start Source material

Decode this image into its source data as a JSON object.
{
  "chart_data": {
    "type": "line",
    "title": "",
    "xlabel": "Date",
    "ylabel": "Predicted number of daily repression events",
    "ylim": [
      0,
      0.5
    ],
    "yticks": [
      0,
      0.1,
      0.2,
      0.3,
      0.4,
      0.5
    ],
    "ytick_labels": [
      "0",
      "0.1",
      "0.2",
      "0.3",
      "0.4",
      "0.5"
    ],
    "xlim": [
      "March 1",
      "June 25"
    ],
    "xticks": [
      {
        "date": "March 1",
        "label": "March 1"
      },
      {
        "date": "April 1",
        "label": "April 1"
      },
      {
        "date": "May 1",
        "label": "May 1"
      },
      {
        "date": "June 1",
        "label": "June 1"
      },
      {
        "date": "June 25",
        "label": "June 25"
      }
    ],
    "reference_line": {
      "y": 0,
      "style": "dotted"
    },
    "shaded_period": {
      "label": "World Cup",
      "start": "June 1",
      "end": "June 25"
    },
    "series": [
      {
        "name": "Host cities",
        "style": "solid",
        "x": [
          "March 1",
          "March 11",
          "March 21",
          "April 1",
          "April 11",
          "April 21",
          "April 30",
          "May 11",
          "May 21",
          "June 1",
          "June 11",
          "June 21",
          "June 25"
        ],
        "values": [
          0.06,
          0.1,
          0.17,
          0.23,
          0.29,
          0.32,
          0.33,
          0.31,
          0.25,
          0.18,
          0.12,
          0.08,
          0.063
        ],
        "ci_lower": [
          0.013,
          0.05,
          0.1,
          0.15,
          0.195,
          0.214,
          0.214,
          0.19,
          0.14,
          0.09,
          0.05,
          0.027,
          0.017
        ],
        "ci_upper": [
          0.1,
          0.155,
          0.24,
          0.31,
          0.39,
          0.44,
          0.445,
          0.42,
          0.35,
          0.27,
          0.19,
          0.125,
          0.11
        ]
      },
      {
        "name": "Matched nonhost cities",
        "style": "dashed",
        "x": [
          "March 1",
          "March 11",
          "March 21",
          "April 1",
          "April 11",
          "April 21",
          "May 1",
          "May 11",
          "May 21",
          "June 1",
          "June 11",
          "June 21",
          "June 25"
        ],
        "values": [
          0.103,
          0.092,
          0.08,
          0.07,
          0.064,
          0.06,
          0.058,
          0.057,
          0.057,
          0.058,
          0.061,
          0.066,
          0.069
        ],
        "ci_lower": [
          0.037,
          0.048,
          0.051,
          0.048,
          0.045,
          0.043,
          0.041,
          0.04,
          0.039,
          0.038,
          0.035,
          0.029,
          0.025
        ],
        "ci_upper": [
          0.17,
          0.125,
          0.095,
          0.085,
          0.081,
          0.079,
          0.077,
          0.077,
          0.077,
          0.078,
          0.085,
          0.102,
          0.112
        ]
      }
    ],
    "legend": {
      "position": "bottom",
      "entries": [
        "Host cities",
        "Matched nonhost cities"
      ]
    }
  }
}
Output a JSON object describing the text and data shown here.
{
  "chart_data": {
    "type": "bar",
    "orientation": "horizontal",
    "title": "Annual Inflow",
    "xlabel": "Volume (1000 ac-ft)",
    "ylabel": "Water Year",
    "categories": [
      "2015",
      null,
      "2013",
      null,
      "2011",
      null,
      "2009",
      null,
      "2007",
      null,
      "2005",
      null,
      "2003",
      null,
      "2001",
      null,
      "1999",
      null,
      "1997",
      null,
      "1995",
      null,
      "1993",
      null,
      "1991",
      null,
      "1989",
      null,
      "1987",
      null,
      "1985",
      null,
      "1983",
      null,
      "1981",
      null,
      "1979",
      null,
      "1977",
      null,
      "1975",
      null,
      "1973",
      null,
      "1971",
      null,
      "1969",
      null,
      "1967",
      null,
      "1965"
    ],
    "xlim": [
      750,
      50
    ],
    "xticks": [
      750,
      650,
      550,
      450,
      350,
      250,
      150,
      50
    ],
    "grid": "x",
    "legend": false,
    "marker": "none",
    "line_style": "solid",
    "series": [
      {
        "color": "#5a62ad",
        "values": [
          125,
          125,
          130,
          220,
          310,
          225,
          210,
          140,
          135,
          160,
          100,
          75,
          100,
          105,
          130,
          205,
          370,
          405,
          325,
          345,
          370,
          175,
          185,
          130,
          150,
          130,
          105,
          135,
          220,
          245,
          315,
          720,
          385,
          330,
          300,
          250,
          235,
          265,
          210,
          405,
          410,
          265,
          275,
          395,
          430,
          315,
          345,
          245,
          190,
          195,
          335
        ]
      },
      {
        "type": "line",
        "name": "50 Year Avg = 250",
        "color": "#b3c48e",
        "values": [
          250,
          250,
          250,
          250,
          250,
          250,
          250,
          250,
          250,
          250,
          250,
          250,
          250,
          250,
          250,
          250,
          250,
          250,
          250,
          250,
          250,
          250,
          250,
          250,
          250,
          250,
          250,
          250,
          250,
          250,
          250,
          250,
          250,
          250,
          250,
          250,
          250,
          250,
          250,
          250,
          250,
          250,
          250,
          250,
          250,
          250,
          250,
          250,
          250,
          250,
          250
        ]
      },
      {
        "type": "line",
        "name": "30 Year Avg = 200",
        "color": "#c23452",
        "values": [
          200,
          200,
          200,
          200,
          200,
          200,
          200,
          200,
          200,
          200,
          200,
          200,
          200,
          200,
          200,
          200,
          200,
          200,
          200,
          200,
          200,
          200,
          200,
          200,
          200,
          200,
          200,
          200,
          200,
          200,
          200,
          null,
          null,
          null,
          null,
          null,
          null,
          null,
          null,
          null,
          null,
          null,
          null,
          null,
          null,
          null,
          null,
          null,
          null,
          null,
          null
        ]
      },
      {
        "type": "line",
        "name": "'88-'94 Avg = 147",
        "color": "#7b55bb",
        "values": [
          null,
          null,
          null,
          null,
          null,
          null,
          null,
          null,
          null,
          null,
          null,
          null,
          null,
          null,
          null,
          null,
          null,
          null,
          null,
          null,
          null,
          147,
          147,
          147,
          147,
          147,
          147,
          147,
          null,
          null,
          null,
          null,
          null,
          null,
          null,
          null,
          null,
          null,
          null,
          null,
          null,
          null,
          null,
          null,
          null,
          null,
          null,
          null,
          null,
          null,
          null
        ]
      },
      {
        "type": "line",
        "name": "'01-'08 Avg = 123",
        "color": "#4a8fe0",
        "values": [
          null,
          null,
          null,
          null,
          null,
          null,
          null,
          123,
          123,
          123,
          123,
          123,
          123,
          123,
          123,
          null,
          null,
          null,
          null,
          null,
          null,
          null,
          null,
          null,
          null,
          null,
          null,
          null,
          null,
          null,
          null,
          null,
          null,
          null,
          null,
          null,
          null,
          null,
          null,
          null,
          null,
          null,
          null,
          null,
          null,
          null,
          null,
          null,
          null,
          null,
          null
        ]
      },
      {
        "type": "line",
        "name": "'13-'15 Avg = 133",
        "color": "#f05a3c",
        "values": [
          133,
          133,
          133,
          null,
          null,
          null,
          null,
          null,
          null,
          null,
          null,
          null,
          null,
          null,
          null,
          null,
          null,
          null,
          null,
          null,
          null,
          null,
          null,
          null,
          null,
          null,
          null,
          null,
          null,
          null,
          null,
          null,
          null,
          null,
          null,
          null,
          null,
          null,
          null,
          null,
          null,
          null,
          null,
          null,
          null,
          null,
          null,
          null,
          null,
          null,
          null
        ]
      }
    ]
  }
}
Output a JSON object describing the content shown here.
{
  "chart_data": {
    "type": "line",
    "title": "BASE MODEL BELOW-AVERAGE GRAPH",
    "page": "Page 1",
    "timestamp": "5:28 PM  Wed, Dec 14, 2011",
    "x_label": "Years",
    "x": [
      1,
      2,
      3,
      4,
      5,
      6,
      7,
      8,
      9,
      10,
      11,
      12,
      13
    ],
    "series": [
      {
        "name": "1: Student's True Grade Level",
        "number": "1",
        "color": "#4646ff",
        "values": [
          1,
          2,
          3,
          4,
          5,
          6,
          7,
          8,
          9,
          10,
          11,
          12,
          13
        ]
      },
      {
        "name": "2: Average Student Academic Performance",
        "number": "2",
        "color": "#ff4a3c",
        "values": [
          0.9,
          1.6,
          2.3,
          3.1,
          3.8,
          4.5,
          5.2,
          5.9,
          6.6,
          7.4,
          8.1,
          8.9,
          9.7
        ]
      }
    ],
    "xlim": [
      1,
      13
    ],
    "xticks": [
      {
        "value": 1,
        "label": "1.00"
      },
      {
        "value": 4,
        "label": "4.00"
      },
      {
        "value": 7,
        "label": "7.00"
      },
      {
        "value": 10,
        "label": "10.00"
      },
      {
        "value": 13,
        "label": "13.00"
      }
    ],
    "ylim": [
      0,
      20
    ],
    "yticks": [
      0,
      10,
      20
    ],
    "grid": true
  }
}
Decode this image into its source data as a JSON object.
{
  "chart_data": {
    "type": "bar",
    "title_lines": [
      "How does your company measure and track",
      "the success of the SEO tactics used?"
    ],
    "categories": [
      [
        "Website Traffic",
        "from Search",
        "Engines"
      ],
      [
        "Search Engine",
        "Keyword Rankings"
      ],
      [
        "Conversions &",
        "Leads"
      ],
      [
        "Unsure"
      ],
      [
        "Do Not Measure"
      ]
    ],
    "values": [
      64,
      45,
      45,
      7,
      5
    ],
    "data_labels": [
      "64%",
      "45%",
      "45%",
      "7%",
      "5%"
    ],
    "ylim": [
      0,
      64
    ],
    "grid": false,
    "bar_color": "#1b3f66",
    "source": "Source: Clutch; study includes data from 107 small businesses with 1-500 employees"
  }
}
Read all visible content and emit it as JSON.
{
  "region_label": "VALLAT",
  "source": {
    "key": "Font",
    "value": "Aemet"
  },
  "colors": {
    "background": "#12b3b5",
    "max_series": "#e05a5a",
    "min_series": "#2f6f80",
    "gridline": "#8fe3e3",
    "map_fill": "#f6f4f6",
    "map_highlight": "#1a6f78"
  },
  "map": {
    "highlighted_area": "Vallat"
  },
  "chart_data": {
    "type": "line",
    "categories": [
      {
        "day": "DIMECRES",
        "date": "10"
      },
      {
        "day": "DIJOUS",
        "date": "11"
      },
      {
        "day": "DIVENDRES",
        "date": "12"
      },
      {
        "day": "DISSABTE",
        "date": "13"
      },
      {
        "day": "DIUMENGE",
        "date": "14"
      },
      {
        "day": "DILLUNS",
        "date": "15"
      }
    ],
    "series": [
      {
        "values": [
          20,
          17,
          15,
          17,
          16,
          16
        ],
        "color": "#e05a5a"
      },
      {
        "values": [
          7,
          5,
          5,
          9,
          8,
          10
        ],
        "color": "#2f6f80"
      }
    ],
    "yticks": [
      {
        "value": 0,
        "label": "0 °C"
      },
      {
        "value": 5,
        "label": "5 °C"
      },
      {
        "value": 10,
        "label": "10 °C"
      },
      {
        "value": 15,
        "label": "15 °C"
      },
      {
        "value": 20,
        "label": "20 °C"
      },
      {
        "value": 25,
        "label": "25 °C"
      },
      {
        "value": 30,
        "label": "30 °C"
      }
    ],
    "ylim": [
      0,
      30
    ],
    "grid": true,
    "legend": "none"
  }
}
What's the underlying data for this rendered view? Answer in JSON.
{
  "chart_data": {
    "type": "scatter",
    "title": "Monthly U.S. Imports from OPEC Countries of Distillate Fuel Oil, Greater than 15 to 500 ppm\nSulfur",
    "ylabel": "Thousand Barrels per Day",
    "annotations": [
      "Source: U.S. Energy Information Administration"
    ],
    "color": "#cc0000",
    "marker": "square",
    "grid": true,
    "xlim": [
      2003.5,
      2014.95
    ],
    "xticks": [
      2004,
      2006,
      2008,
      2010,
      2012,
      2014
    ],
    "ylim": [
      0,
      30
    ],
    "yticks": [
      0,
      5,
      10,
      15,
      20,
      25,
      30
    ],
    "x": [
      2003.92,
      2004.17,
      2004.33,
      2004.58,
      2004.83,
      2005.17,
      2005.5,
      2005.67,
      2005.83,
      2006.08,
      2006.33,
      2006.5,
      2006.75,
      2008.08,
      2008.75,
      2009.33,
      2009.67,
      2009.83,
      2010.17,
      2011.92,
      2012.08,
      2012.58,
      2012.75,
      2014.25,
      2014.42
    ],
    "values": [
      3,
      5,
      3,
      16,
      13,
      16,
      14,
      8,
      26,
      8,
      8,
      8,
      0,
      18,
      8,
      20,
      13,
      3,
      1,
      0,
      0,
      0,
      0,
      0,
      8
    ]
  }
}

end Source material

Work to do:
Show all lines from the data above in which the word "nonhost" appears.

Exercise output:
        "name": "Matched nonhost cities",
        "Matched nonhost cities"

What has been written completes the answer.